■ **Records supplied**
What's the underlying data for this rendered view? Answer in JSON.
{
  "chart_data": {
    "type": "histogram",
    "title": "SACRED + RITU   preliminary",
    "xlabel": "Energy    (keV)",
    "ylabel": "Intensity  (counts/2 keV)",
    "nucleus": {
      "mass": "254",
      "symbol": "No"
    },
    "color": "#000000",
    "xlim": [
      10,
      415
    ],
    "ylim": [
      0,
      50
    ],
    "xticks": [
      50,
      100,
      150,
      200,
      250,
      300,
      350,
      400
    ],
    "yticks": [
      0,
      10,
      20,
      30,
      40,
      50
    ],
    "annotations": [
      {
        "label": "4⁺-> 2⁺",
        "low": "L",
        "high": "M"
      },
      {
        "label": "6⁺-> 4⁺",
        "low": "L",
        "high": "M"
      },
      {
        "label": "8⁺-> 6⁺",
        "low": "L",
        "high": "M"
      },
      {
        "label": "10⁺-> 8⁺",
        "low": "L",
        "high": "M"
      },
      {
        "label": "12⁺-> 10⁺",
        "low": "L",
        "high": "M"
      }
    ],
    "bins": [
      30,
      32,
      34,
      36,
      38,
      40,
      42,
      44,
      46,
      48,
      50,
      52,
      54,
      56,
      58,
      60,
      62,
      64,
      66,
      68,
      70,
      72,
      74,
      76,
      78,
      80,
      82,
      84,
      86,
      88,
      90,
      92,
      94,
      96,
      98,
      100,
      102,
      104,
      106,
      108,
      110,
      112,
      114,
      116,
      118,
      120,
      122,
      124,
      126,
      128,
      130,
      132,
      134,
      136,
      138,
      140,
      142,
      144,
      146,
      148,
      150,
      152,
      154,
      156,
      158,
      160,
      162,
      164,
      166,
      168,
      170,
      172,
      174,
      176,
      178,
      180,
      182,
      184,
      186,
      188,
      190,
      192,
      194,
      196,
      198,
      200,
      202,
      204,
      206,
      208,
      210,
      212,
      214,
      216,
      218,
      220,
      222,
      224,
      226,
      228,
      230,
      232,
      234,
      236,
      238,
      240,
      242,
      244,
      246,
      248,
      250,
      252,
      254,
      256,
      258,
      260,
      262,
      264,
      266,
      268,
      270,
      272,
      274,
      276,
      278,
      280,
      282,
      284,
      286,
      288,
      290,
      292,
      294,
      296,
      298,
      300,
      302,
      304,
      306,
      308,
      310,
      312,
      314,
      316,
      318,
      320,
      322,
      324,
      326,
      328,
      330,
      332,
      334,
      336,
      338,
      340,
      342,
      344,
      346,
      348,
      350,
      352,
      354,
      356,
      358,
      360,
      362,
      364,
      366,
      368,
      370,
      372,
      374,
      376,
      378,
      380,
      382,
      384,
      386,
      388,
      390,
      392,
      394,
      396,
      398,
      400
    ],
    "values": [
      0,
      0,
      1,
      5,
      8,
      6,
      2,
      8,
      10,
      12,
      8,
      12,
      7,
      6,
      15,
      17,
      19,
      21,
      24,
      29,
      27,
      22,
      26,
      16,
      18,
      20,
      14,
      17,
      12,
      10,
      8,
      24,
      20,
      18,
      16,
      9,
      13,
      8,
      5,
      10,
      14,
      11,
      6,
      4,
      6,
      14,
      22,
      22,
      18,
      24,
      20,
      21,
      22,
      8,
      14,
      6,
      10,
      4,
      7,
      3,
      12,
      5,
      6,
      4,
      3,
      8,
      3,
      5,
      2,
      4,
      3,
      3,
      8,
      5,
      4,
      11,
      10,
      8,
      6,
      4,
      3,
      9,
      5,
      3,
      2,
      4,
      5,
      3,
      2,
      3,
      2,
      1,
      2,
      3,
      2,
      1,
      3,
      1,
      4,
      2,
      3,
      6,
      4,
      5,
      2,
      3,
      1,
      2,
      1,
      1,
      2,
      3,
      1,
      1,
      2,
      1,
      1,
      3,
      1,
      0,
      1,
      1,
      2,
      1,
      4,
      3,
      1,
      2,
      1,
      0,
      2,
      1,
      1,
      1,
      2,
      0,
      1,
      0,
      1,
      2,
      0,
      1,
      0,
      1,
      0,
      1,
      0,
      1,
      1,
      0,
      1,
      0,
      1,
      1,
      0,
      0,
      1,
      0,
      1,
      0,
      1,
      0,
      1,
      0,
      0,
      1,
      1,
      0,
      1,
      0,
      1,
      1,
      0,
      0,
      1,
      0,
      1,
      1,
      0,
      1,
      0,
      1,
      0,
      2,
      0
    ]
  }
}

■ **Stated exercise**
Word for word, quote all of the data above.

■ **Written solution**
What's the underlying data for this rendered view? Answer in JSON.
{
  "chart_data": {
    "type": "histogram",
    "title": "SACRED + RITU   preliminary",
    "xlabel": "Energy    (keV)",
    "ylabel": "Intensity  (counts/2 keV)",
    "nucleus": {
      "mass": "254",
      "symbol": "No"
    },
    "color": "#000000",
    "xlim": [
      10,
      415
    ],
    "ylim": [
      0,
      50
    ],
    "xticks": [
      50,
      100,
      150,
      200,
      250,
      300,
      350,
      400
    ],
    "yticks": [
      0,
      10,
      20,
      30,
      40,
      50
    ],
    "annotations": [
      {
        "label": "4⁺-> 2⁺",
        "low": "L",
        "high": "M"
      },
      {
        "label": "6⁺-> 4⁺",
        "low": "L",
        "high": "M"
      },
      {
        "label": "8⁺-> 6⁺",
        "low": "L",
        "high": "M"
      },
      {
        "label": "10⁺-> 8⁺",
        "low": "L",
        "high": "M"
      },
      {
        "label": "12⁺-> 10⁺",
        "low": "L",
        "high": "M"
      }
    ],
    "bins": [
      30,
      32,
      34,
      36,
      38,
      40,
      42,
      44,
      46,
      48,
      50,
      52,
      54,
      56,
      58,
      60,
      62,
      64,
      66,
      68,
      70,
      72,
      74,
      76,
      78,
      80,
      82,
      84,
      86,
      88,
      90,
      92,
      94,
      96,
      98,
      100,
      102,
      104,
      106,
      108,
      110,
      112,
      114,
      116,
      118,
      120,
      122,
      124,
      126,
      128,
      130,
      132,
      134,
      136,
      138,
      140,
      142,
      144,
      146,
      148,
      150,
      152,
      154,
      156,
      158,
      160,
      162,
      164,
      166,
      168,
      170,
      172,
      174,
      176,
      178,
      180,
      182,
      184,
      186,
      188,
      190,
      192,
      194,
      196,
      198,
      200,
      202,
      204,
      206,
      208,
      210,
      212,
      214,
      216,
      218,
      220,
      222,
      224,
      226,
      228,
      230,
      232,
      234,
      236,
      238,
      240,
      242,
      244,
      246,
      248,
      250,
      252,
      254,
      256,
      258,
      260,
      262,
      264,
      266,
      268,
      270,
      272,
      274,
      276,
      278,
      280,
      282,
      284,
      286,
      288,
      290,
      292,
      294,
      296,
      298,
      300,
      302,
      304,
      306,
      308,
      310,
      312,
      314,
      316,
      318,
      320,
      322,
      324,
      326,
      328,
      330,
      332,
      334,
      336,
      338,
      340,
      342,
      344,
      346,
      348,
      350,
      352,
      354,
      356,
      358,
      360,
      362,
      364,
      366,
      368,
      370,
      372,
      374,
      376,
      378,
      380,
      382,
      384,
      386,
      388,
      390,
      392,
      394,
      396,
      398,
      400
    ],
    "values": [
      0,
      0,
      1,
      5,
      8,
      6,
      2,
      8,
      10,
      12,
      8,
      12,
      7,
      6,
      15,
      17,
      19,
      21,
      24,
      29,
      27,
      22,
      26,
      16,
      18,
      20,
      14,
      17,
      12,
      10,
      8,
      24,
      20,
      18,
      16,
      9,
      13,
      8,
      5,
      10,
      14,
      11,
      6,
      4,
      6,
      14,
      22,
      22,
      18,
      24,
      20,
      21,
      22,
      8,
      14,
      6,
      10,
      4,
      7,
      3,
      12,
      5,
      6,
      4,
      3,
      8,
      3,
      5,
      2,
      4,
      3,
      3,
      8,
      5,
      4,
      11,
      10,
      8,
      6,
      4,
      3,
      9,
      5,
      3,
      2,
      4,
      5,
      3,
      2,
      3,
      2,
      1,
      2,
      3,
      2,
      1,
      3,
      1,
      4,
      2,
      3,
      6,
      4,
      5,
      2,
      3,
      1,
      2,
      1,
      1,
      2,
      3,
      1,
      1,
      2,
      1,
      1,
      3,
      1,
      0,
      1,
      1,
      2,
      1,
      4,
      3,
      1,
      2,
      1,
      0,
      2,
      1,
      1,
      1,
      2,
      0,
      1,
      0,
      1,
      2,
      0,
      1,
      0,
      1,
      0,
      1,
      0,
      1,
      1,
      0,
      1,
      0,
      1,
      1,
      0,
      0,
      1,
      0,
      1,
      0,
      1,
      0,
      1,
      0,
      0,
      1,
      1,
      0,
      1,
      0,
      1,
      1,
      0,
      0,
      1,
      0,
      1,
      1,
      0,
      1,
      0,
      1,
      0,
      2,
      0
    ]
  }
}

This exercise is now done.